Spreadsheet 2.0 / Product Requirements Document

We've done some focus group studies and some market research, and found that customers are really excited about Spreadsheet 1.0. In fact, we've gotten so many requests that we're going to release the next version as our flagship product. Marketing is really excited about the potential of Spreadsheet 2.0.

But they want a few changes...

Feature: User-friendly cell references.

Marketing wants to use references like "A1", "B2", etc. instead of row/column indexes like (1,1).
Internally, we can still use numbers, but the whole UI has to use the letter/number combinations, for both input and output. So instead of
set 1 1 57
we now do
set B1 45.3

Feature: Function display.

We want to be able to display (print) the function associated with a cell as well as the value. For example, if the cell is calculating A1+B2, we should have a way to print "A1+B2" on the display.
We should also have a way to display the entire spreadsheet this way, showing the formulas instead of the values. (Of course, any cells without formulas still show their values.)

Feature: Trig functions.

There's a big customer who really wants sin and cos functions. So we have to have these in version 2.

Feature: User defined formulas.

Market research indicates that users want to set up their own functions. So in version 2, we'll let users set functions on cells. And not just simple functions; we'll let them set up any function that can be built up from +,/,*,-,%, sin, cos, (, and ), as well as any other functions or operators we come up with in the future. The syntax will look like
set B1 = C2+ D3 * (1.5 + B7 + sin(A4) )

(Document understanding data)
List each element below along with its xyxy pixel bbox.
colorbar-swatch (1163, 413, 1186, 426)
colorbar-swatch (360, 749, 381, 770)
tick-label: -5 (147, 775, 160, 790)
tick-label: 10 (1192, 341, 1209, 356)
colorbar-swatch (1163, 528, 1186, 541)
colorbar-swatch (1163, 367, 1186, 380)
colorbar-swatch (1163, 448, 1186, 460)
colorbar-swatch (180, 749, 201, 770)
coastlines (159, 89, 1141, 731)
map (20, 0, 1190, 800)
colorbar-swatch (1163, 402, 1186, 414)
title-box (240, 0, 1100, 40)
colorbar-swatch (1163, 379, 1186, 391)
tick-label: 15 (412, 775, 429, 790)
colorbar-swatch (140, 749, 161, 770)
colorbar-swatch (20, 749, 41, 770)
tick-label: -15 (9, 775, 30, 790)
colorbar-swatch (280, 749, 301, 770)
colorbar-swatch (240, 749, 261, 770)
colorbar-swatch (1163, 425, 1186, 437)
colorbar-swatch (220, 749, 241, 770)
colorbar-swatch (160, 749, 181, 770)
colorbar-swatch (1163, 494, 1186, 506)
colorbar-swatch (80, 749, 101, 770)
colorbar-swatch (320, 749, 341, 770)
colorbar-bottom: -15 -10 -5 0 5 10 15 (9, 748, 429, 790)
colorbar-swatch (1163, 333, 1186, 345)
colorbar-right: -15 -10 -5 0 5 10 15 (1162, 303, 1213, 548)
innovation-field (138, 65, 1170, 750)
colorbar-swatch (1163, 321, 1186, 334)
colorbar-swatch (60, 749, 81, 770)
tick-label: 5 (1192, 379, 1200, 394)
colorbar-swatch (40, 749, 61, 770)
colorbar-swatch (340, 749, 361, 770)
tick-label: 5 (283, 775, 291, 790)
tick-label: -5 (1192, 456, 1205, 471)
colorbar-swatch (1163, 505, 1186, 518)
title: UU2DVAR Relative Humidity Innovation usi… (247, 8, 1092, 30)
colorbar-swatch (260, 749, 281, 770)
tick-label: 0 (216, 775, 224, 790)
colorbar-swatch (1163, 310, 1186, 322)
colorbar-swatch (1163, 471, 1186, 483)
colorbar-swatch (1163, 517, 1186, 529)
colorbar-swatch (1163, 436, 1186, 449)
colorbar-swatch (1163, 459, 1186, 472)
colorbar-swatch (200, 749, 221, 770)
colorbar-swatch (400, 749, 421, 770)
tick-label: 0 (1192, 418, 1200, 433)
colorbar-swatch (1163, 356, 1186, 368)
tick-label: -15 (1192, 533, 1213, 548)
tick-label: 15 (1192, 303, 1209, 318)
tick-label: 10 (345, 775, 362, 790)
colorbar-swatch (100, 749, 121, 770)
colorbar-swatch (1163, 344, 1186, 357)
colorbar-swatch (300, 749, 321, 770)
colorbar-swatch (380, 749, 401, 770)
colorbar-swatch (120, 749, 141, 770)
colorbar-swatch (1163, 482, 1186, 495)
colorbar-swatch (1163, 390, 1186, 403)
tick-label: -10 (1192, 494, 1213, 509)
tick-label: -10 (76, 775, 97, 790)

WORK ORDER 1 => List the feature names given in the Spreadsheet 2.0 requirements document.
WORK ORDER 2 => Extend the Spreadsheet 2.0 requirements document, picking up right after its last line.
The records are separate material and have nothing to do with the spreadsheet requirements document.

RESPONSE BOX 1 =>
User-friendly cell references
Function display
Trig functions
User defined formulas

RESPONSE BOX 2 =>
The = means that we're setting a function, not a value. Note that the formula can contain cell references and constant numbers, and that there isn't necessarily white space between the terminal elements.

Feature: Embeddability

Another big customer really wants to embed this spreadsheet into their hand-held computing device. They have their own methods for I/O (involving handwriting recognition), and so they just want a nice C++ interface to our spreadsheet library with no I/O built in. In other words, they want to be able to create a Spreadsheet, set and get cell values and formulas, etc, but they don't want an event loop. We should be able to build our code into a library to hand off to them.

Notes

A reasonable way to implement the user defined formulas is to implement a recursive descent parser. (Other ways are to build an abstract syntax tree or use a parser generator like yacc.) Note that the parser will have to be able to do two different things: (1) find all the cell references in the formula in order to figure out what cells the formula depends on; (2) actually calculate the value of the formula. These things happen at different times.